## Begin DATA RECORDS

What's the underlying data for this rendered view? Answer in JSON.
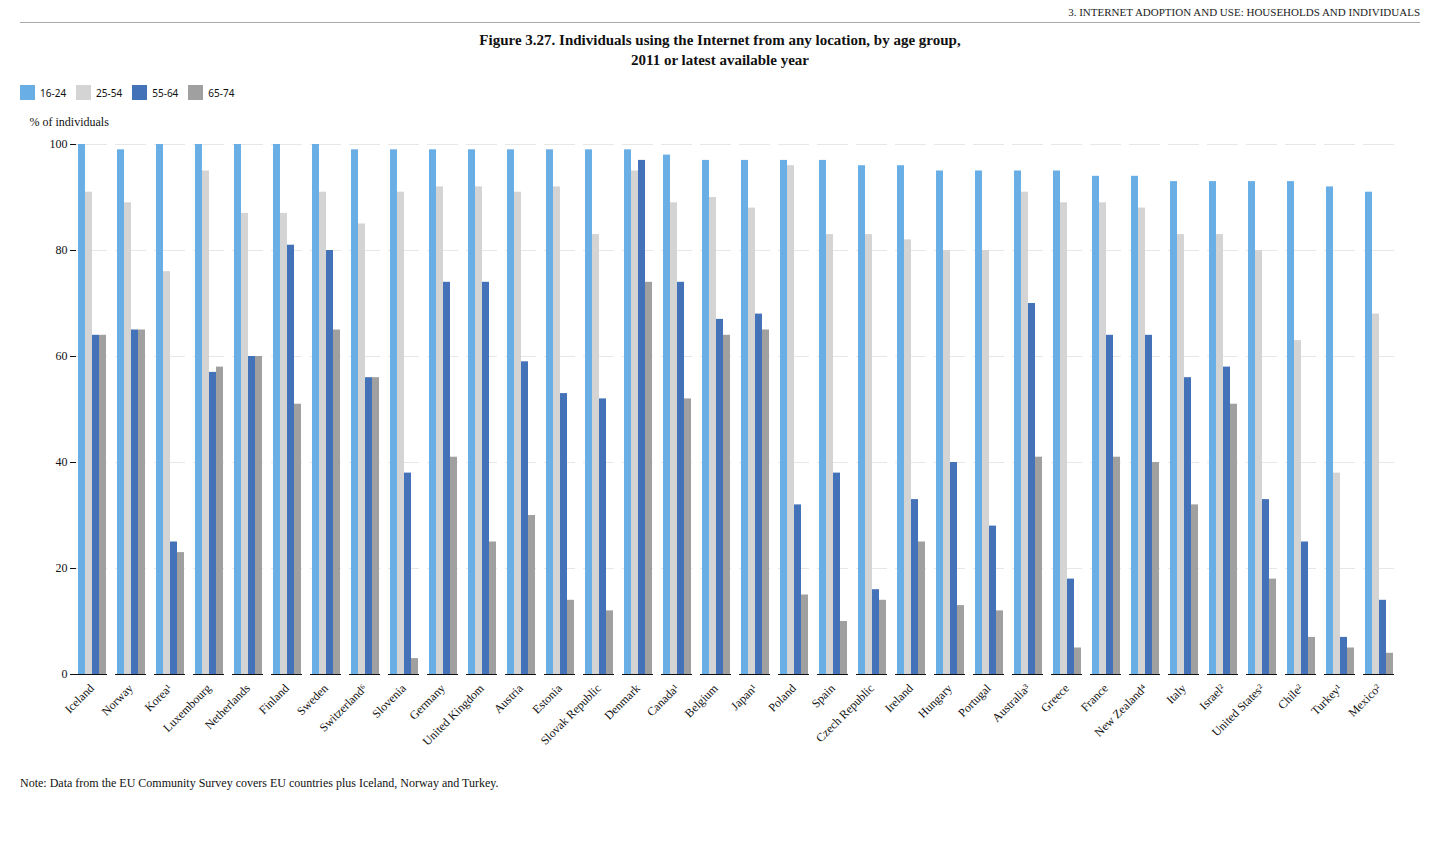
{
  "chart_data": {
    "type": "bar",
    "title": "Figure 3.27.  Individuals using the Internet from any location, by age group,\n2011 or latest available year",
    "annotations": [
      "3.   INTERNET ADOPTION AND USE: HOUSEHOLDS AND INDIVIDUALS",
      "Note: Data from the EU Community Survey covers EU countries plus Iceland, Norway and Turkey."
    ],
    "ylabel": "% of individuals",
    "categories": [
      "Iceland",
      "Norway",
      "Korea¹",
      "Luxembourg",
      "Netherlands",
      "Finland",
      "Sweden",
      "Switzerland⁶",
      "Slovenia",
      "Germany",
      "United Kingdom",
      "Austria",
      "Estonia",
      "Slovak Republic",
      "Denmark",
      "Canada¹",
      "Belgium",
      "Japan¹",
      "Poland",
      "Spain",
      "Czech Republic",
      "Ireland",
      "Hungary",
      "Portugal",
      "Australia³",
      "Greece",
      "France",
      "New Zealand⁴",
      "Italy",
      "Israel²",
      "United States²",
      "Chile²",
      "Turkey¹",
      "Mexico²"
    ],
    "series": [
      {
        "name": "16-24",
        "color": "#6aaee6",
        "values": [
          100,
          99,
          100,
          100,
          100,
          100,
          100,
          99,
          99,
          99,
          99,
          99,
          99,
          99,
          99,
          98,
          97,
          97,
          97,
          97,
          96,
          96,
          95,
          95,
          95,
          95,
          94,
          94,
          93,
          93,
          93,
          93,
          92,
          91
        ]
      },
      {
        "name": "25-54",
        "color": "#d4d4d4",
        "values": [
          91,
          89,
          76,
          95,
          87,
          87,
          91,
          85,
          91,
          92,
          92,
          91,
          92,
          83,
          95,
          89,
          90,
          88,
          96,
          83,
          83,
          82,
          80,
          80,
          91,
          89,
          89,
          88,
          83,
          83,
          80,
          63,
          38,
          68
        ]
      },
      {
        "name": "55-64",
        "color": "#4472b8",
        "values": [
          64,
          65,
          25,
          57,
          60,
          81,
          80,
          56,
          38,
          74,
          74,
          59,
          53,
          52,
          97,
          74,
          67,
          68,
          32,
          38,
          16,
          33,
          40,
          28,
          70,
          18,
          64,
          64,
          56,
          58,
          33,
          25,
          7,
          14
        ]
      },
      {
        "name": "65-74",
        "color": "#a0a0a0",
        "values": [
          64,
          65,
          23,
          58,
          60,
          51,
          65,
          56,
          3,
          41,
          25,
          30,
          14,
          12,
          74,
          52,
          64,
          65,
          15,
          10,
          14,
          25,
          13,
          12,
          41,
          5,
          41,
          40,
          32,
          51,
          18,
          7,
          5,
          4
        ]
      }
    ],
    "ylim": [
      0,
      100
    ],
    "yticks": [
      0,
      20,
      40,
      60,
      80,
      100
    ],
    "grid": true,
    "legend": "top"
  }
}
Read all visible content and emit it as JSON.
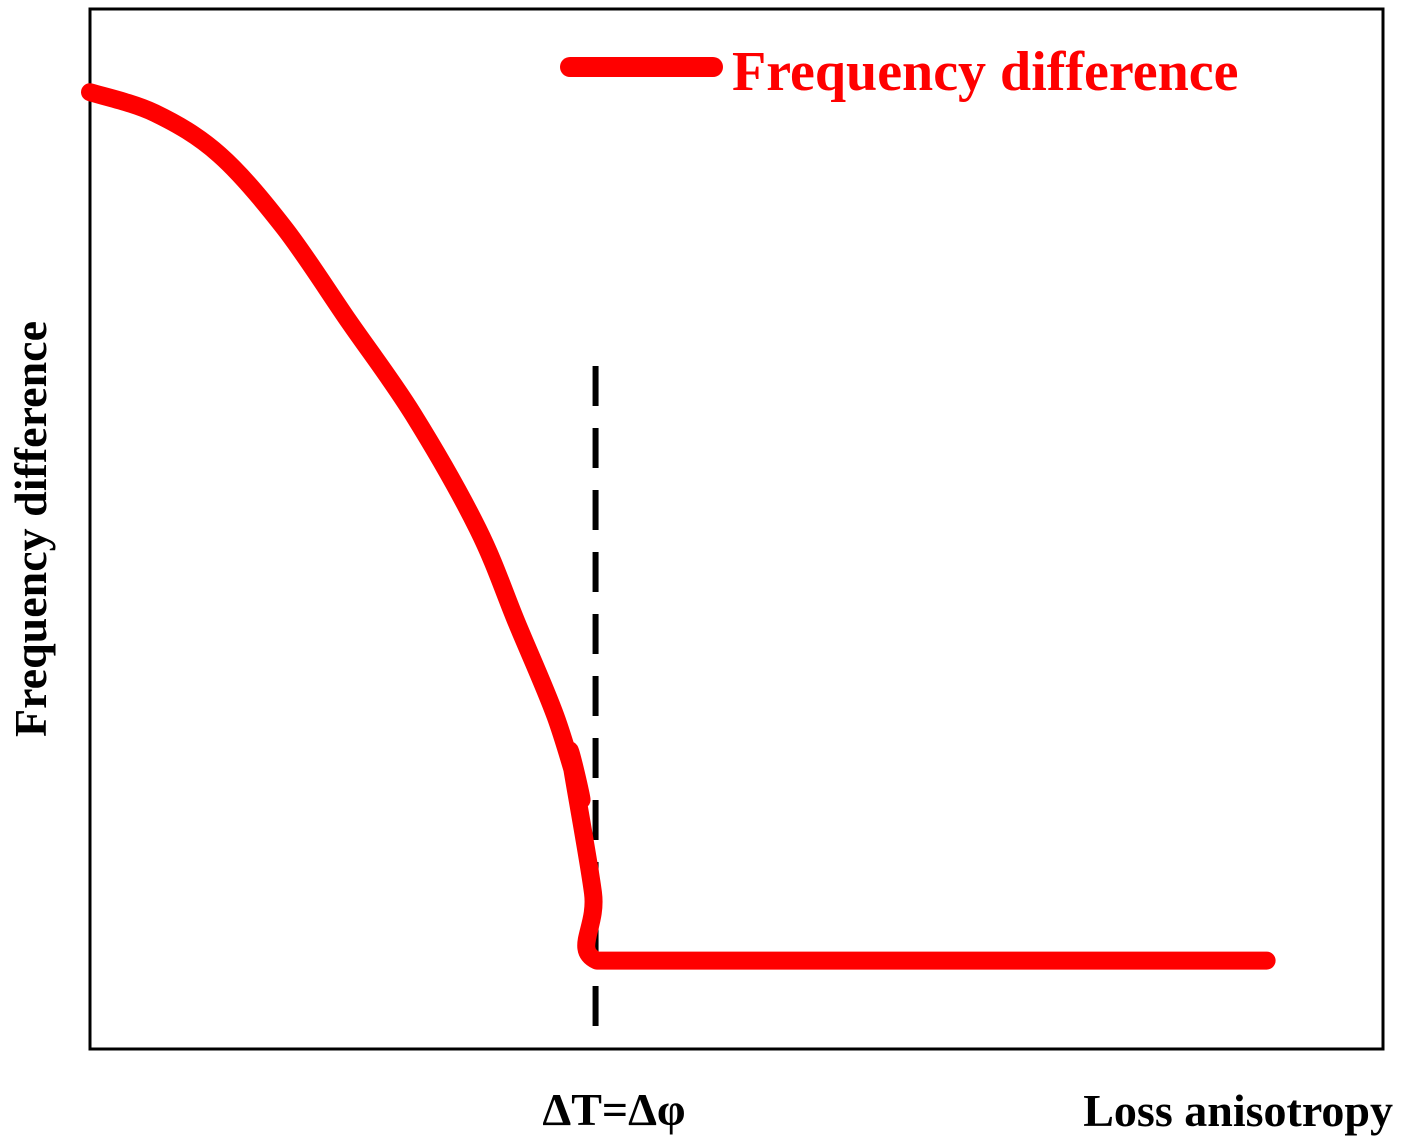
{
  "chart_data": {
    "type": "line",
    "title": "",
    "xlabel": "Loss anisotropy",
    "ylabel": "Frequency difference",
    "xlim": [
      0,
      1
    ],
    "ylim": [
      0,
      1
    ],
    "grid": false,
    "legend_position": "top-right",
    "series": [
      {
        "name": "Frequency difference",
        "color": "#ff0000",
        "x": [
          0.0,
          0.05,
          0.1,
          0.15,
          0.2,
          0.25,
          0.3,
          0.33,
          0.36,
          0.38,
          0.371,
          0.389,
          0.392,
          0.5,
          0.6,
          0.7,
          0.8,
          0.91
        ],
        "y": [
          0.92,
          0.9,
          0.86,
          0.79,
          0.7,
          0.61,
          0.5,
          0.41,
          0.32,
          0.24,
          0.285,
          0.15,
          0.085,
          0.085,
          0.085,
          0.085,
          0.085,
          0.085
        ]
      }
    ],
    "annotations": [
      {
        "text": "ΔT=Δφ",
        "x": 0.391,
        "style": "dashed-vertical-line"
      }
    ]
  }
}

## End DATA RECORDS

GIVEN PROBLEM> From the listing, copy each line containing the word "color".

SOLUTION FOR THIS TASK>
        "color": "#6aaee6",
        "color": "#d4d4d4",
        "color": "#4472b8",
        "color": "#a0a0a0",
        "color": "#ff0000",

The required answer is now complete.